** start of DATA EXTRACT **

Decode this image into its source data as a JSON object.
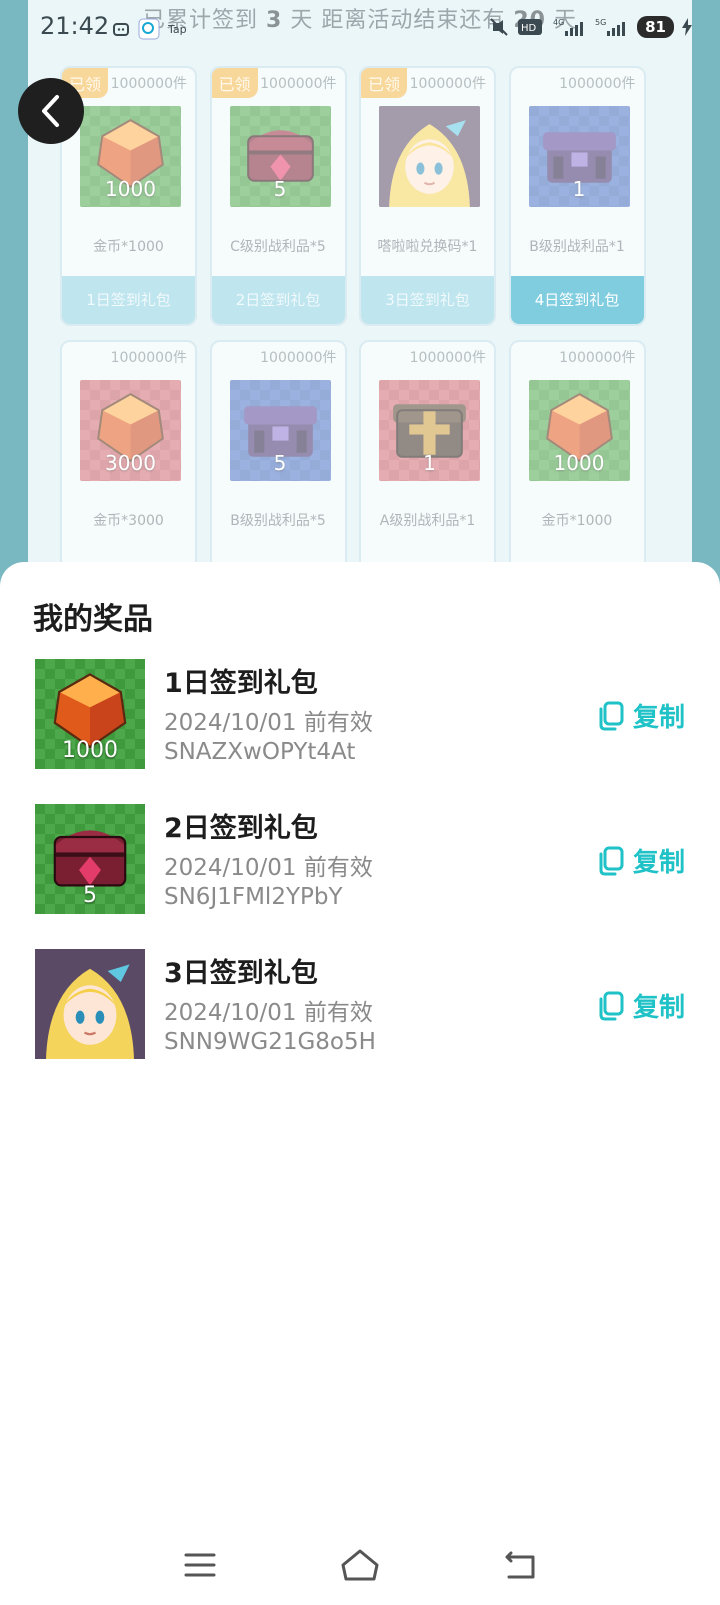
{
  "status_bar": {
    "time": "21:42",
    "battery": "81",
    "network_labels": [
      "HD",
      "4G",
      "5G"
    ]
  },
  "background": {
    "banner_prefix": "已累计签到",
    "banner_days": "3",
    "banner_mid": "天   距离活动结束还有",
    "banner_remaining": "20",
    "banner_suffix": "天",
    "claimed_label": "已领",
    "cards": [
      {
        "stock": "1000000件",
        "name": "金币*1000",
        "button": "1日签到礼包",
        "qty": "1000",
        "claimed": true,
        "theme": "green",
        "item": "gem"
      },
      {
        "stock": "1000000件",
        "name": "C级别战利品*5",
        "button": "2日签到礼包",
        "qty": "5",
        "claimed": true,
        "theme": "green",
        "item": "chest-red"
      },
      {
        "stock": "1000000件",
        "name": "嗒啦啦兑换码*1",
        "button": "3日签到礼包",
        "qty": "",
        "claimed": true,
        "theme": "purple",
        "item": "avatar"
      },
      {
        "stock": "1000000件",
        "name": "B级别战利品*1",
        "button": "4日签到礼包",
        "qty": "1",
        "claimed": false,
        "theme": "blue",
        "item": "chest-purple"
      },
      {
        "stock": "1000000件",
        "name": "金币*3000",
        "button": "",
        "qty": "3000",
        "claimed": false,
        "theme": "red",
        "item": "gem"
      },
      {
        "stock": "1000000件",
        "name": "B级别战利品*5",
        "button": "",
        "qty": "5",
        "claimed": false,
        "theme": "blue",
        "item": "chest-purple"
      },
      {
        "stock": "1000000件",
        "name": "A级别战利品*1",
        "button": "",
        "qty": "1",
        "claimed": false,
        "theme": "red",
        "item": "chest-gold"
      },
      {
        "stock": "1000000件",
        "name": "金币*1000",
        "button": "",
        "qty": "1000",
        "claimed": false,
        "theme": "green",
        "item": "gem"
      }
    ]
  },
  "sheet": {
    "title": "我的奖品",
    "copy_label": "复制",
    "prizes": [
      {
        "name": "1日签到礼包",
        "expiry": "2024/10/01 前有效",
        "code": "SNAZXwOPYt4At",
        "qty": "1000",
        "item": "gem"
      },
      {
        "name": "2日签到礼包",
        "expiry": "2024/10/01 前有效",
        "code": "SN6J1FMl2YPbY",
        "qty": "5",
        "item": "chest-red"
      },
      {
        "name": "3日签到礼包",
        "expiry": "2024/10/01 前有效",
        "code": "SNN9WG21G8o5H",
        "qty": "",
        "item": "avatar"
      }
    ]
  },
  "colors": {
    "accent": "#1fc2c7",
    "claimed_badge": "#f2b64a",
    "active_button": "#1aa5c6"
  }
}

** end of DATA EXTRACT **

# TASK GOAL
Each record above must be returned exactly as written, with its pictures omitted.

# THE OUTPUT
Decode this image into its source data as a JSON object.
{
  "status_bar": {
    "time": "21:42",
    "battery": "81",
    "network_labels": [
      "HD",
      "4G",
      "5G"
    ]
  },
  "background": {
    "banner_prefix": "已累计签到",
    "banner_days": "3",
    "banner_mid": "天   距离活动结束还有",
    "banner_remaining": "20",
    "banner_suffix": "天",
    "claimed_label": "已领",
    "cards": [
      {
        "stock": "1000000件",
        "name": "金币*1000",
        "button": "1日签到礼包",
        "qty": "1000",
        "claimed": true,
        "theme": "green",
        "item": "gem"
      },
      {
        "stock": "1000000件",
        "name": "C级别战利品*5",
        "button": "2日签到礼包",
        "qty": "5",
        "claimed": true,
        "theme": "green",
        "item": "chest-red"
      },
      {
        "stock": "1000000件",
        "name": "嗒啦啦兑换码*1",
        "button": "3日签到礼包",
        "qty": "",
        "claimed": true,
        "theme": "purple",
        "item": "avatar"
      },
      {
        "stock": "1000000件",
        "name": "B级别战利品*1",
        "button": "4日签到礼包",
        "qty": "1",
        "claimed": false,
        "theme": "blue",
        "item": "chest-purple"
      },
      {
        "stock": "1000000件",
        "name": "金币*3000",
        "button": "",
        "qty": "3000",
        "claimed": false,
        "theme": "red",
        "item": "gem"
      },
      {
        "stock": "1000000件",
        "name": "B级别战利品*5",
        "button": "",
        "qty": "5",
        "claimed": false,
        "theme": "blue",
        "item": "chest-purple"
      },
      {
        "stock": "1000000件",
        "name": "A级别战利品*1",
        "button": "",
        "qty": "1",
        "claimed": false,
        "theme": "red",
        "item": "chest-gold"
      },
      {
        "stock": "1000000件",
        "name": "金币*1000",
        "button": "",
        "qty": "1000",
        "claimed": false,
        "theme": "green",
        "item": "gem"
      }
    ]
  },
  "sheet": {
    "title": "我的奖品",
    "copy_label": "复制",
    "prizes": [
      {
        "name": "1日签到礼包",
        "expiry": "2024/10/01 前有效",
        "code": "SNAZXwOPYt4At",
        "qty": "1000",
        "item": "gem"
      },
      {
        "name": "2日签到礼包",
        "expiry": "2024/10/01 前有效",
        "code": "SN6J1FMl2YPbY",
        "qty": "5",
        "item": "chest-red"
      },
      {
        "name": "3日签到礼包",
        "expiry": "2024/10/01 前有效",
        "code": "SNN9WG21G8o5H",
        "qty": "",
        "item": "avatar"
      }
    ]
  },
  "colors": {
    "accent": "#1fc2c7",
    "claimed_badge": "#f2b64a",
    "active_button": "#1aa5c6"
  }
}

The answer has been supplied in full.